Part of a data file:

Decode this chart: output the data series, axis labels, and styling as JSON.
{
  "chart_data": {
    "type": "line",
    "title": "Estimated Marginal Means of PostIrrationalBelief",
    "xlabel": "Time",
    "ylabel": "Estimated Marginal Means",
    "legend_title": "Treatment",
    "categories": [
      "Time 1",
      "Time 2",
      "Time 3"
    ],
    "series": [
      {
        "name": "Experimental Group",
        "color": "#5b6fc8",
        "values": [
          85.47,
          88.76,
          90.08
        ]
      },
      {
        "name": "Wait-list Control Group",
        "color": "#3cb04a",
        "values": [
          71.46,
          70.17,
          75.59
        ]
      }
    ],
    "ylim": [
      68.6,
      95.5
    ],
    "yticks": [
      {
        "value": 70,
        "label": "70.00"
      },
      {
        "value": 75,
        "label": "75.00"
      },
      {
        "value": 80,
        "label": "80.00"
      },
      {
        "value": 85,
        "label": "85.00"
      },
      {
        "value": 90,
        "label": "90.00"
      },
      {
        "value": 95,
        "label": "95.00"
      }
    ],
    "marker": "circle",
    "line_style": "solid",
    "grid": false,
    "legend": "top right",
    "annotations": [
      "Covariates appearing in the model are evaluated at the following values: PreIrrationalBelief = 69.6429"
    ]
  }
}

■ SET PROBLEM ■
Give an exact repetition of all the material.

■ FULL OUTPUT ■
Decode this chart: output the data series, axis labels, and styling as JSON.
{
  "chart_data": {
    "type": "line",
    "title": "Estimated Marginal Means of PostIrrationalBelief",
    "xlabel": "Time",
    "ylabel": "Estimated Marginal Means",
    "legend_title": "Treatment",
    "categories": [
      "Time 1",
      "Time 2",
      "Time 3"
    ],
    "series": [
      {
        "name": "Experimental Group",
        "color": "#5b6fc8",
        "values": [
          85.47,
          88.76,
          90.08
        ]
      },
      {
        "name": "Wait-list Control Group",
        "color": "#3cb04a",
        "values": [
          71.46,
          70.17,
          75.59
        ]
      }
    ],
    "ylim": [
      68.6,
      95.5
    ],
    "yticks": [
      {
        "value": 70,
        "label": "70.00"
      },
      {
        "value": 75,
        "label": "75.00"
      },
      {
        "value": 80,
        "label": "80.00"
      },
      {
        "value": 85,
        "label": "85.00"
      },
      {
        "value": 90,
        "label": "90.00"
      },
      {
        "value": 95,
        "label": "95.00"
      }
    ],
    "marker": "circle",
    "line_style": "solid",
    "grid": false,
    "legend": "top right",
    "annotations": [
      "Covariates appearing in the model are evaluated at the following values: PreIrrationalBelief = 69.6429"
    ]
  }
}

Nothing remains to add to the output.